Short exercise 1:
Please change "divider" to "separator" in the records, covering the stretch from the start of the records through the line containing "guide-link[interactable]: uide bbox=[0, 353, 35, 375]", and give back only those lines with every other part left unchanged.

--- Begin Selected passage ---

[Biopython] SeqIO.parse Question

Mon Nov 23 11:34:53 UTC 2009

My definition of FASTA is actually what BLASTp requires. It's quite a picky
tool :) I had already understood that FASTA is quite... lax. But I thought I
was missing something, thus asking the list. Is the alphabet patch already
included?

Thanks for the tip on the leading white space, had missed that :)

João [...] Rodrigues
@ http://stanford.edu/~joaor/

On Mon, Nov 23, 2009 at 3:19 AM, Peter <biopython at maubp.freeserve.co.uk>wrote:

> Thanks for clarifying João :)
>
> On Mon, Nov 23, 2009 at 10:49 AM, João Rodrigues <anaryin at gmail.com>
> wrote:
> > Sorry for the clouded explanation :x I'll try to show you an example:
> >
> > I have a server that runs BLAST queries from user deposited sequences.
> Those
> > sequences have to in FASTA format.  4 Users deposit their sequences
> >
> > User 1:
> >>SequenceName
> > AAAAAAAAAAAAAAAAAAAAAAAAAAAAAAAAAAAAAAA
>
> Valid record, fine.
>
> > User2:
> > AAAAAAAAAAAAAAAAAAAAAAAAAAAAAAAAAAAAAAA
>
> Missing ">" header, this contains no FASTA records.
>
> > User3:
> >>Sequence1
> > AAAAAAAAAAAAAAAAAAAAAAAAAAAAAAAAAAAAAA
> > Sequence2
> > BBBBBBBBBBBBBBBBBBBBBBBBBBBBBBBBBBBBBB
>
> Assuming you don't mind numbers in your sequence (which
> do get used in some situations), this is a valid FASTA file
> with a single record, equivalent to identifier "Sequence1"
> and sequence:
>
>
> AAAAAAAAAAAAAAAAAAAAAAAAAAAAAAAAAAAAAASequence2BBBBBBBBBBBBBBBBBBBBBBBBBBBBBBBBBBBBBB
>
> > User4:
> >>SequenceOops
> > AAAAAAAAAAAAAA1AAAAAAAAAAAAAAAAAAAAAAA
>
> As in example 1, assuming you don't mind numbers in your
> sequence, this is a valid FASTA file.

--- End Selected passage ---
--- Begin Task data ---

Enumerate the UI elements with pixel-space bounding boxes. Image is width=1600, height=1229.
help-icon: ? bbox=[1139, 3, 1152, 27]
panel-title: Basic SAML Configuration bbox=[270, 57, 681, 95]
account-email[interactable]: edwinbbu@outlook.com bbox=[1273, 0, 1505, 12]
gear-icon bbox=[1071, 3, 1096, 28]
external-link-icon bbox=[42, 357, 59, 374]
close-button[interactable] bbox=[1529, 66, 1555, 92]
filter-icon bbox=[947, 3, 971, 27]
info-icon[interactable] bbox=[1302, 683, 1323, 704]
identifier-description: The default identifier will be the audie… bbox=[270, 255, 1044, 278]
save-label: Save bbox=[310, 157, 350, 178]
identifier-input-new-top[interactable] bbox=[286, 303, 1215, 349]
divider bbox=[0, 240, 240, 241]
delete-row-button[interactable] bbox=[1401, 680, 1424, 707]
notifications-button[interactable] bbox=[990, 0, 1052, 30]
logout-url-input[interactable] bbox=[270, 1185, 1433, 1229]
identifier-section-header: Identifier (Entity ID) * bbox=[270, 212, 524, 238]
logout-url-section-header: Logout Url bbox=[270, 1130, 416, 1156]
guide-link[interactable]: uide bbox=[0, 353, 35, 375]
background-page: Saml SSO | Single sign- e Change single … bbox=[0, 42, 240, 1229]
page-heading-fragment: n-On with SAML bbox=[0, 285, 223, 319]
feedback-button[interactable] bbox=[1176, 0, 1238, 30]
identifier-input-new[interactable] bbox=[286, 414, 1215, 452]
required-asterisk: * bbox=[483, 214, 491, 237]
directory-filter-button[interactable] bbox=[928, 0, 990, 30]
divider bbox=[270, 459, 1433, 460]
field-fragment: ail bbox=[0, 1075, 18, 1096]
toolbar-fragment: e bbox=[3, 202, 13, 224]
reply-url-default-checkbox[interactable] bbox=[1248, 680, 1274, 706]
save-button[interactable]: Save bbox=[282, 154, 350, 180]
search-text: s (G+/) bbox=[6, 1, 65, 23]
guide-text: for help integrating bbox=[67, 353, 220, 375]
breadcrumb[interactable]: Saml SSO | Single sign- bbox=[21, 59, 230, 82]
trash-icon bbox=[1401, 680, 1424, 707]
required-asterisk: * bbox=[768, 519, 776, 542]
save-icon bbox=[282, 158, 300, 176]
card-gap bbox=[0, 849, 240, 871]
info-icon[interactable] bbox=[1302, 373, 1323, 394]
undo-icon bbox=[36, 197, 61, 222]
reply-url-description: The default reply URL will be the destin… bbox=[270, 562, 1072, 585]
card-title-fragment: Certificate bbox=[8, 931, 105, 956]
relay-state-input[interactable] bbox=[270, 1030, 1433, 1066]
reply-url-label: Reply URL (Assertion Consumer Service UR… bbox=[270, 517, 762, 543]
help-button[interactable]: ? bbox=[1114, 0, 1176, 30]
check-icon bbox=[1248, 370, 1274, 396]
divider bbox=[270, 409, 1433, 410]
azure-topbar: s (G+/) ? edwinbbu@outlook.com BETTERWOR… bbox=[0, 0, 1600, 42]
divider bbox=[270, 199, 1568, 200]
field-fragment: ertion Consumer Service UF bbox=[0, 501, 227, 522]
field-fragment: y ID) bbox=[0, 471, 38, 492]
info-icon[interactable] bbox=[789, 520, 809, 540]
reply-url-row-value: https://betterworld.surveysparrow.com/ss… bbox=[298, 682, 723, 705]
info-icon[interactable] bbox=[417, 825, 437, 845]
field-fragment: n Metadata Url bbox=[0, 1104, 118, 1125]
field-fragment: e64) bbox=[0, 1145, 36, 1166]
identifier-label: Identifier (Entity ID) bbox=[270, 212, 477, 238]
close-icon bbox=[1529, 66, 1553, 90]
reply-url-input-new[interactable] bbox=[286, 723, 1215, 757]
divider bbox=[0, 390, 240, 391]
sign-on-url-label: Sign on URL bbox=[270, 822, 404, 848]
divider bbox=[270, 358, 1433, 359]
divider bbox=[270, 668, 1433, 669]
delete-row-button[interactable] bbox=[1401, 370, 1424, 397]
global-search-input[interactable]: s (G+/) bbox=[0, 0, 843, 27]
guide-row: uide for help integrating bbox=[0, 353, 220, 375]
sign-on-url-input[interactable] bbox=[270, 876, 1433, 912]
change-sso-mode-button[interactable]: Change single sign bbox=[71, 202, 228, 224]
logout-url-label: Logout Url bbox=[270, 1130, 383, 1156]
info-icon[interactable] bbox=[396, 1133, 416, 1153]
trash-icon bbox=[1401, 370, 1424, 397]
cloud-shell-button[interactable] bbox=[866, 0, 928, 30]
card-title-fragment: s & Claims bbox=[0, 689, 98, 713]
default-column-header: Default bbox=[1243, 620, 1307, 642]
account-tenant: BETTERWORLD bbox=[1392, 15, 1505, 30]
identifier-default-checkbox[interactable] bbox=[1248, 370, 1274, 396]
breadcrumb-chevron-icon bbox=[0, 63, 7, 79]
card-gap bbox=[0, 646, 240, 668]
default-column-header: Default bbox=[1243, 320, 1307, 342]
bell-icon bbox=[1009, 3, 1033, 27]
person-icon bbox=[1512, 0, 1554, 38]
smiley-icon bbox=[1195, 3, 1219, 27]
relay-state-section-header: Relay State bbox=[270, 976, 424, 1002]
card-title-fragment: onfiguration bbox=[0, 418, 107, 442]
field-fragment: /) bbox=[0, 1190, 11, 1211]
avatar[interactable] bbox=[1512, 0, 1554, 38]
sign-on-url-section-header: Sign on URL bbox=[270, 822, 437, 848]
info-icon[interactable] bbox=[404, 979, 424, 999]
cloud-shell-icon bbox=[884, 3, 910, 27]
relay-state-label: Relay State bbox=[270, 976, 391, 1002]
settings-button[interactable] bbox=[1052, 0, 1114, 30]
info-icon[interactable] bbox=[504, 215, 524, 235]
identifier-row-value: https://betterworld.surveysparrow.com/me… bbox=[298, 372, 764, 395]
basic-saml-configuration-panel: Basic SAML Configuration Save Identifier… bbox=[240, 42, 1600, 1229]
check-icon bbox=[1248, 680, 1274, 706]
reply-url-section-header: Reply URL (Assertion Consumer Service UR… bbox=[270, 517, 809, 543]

--- End Task data ---

Short exercise 2:
Write what comes next in the Biopython FASTA parsing thread, picking up right after its last sentence.

Exercise response 1:
Enumerate the UI elements with pixel-space bounding boxes. Image is width=1600, height=1229.
help-icon: ? bbox=[1139, 3, 1152, 27]
panel-title: Basic SAML Configuration bbox=[270, 57, 681, 95]
account-email[interactable]: edwinbbu@outlook.com bbox=[1273, 0, 1505, 12]
gear-icon bbox=[1071, 3, 1096, 28]
external-link-icon bbox=[42, 357, 59, 374]
close-button[interactable] bbox=[1529, 66, 1555, 92]
filter-icon bbox=[947, 3, 971, 27]
info-icon[interactable] bbox=[1302, 683, 1323, 704]
identifier-description: The default identifier will be the audie… bbox=[270, 255, 1044, 278]
save-label: Save bbox=[310, 157, 350, 178]
identifier-input-new-top[interactable] bbox=[286, 303, 1215, 349]
separator bbox=[0, 240, 240, 241]
delete-row-button[interactable] bbox=[1401, 680, 1424, 707]
notifications-button[interactable] bbox=[990, 0, 1052, 30]
logout-url-input[interactable] bbox=[270, 1185, 1433, 1229]
identifier-section-header: Identifier (Entity ID) * bbox=[270, 212, 524, 238]
logout-url-section-header: Logout Url bbox=[270, 1130, 416, 1156]
guide-link[interactable]: uide bbox=[0, 353, 35, 375]

Exercise response 2:
>
> > Now, if I run this through a python script that has simply something like
> > this:
> >
> > user_input = getInput() # Gets input from the user (can be single or
> > multiple sequences)
> >
> > for record in SeqIO.parse(StringIO(user_input),'fasta'): # Parses each
> > sequence on at a time
> >   print record.id
> > print "Parsed"
> >
> > This will happen for each of the users up there:
> >
> > User1 will run smoothly and 'SequenceName' will be displayed. 'Parsed'
> will
> > also be displayed.
> >
> > User2 will be shown 'Parsed'. Despite his sequence is not in FASTA
> format,
> > the parser didn't throw an exception saying so. It just skips the for
> loop (
> > maybe treats the SeqIO.parse as None ).
> >
> > User3 will be shown 'Sequence1' and 'Parsed', although his second
> sequence
> > is not correctly formatted.
> >
> > User4 will be shown 'SequenceOops' and 'Parsed', although there is a 1 in
> > the sequence ( which is not a valid character for any sequence ).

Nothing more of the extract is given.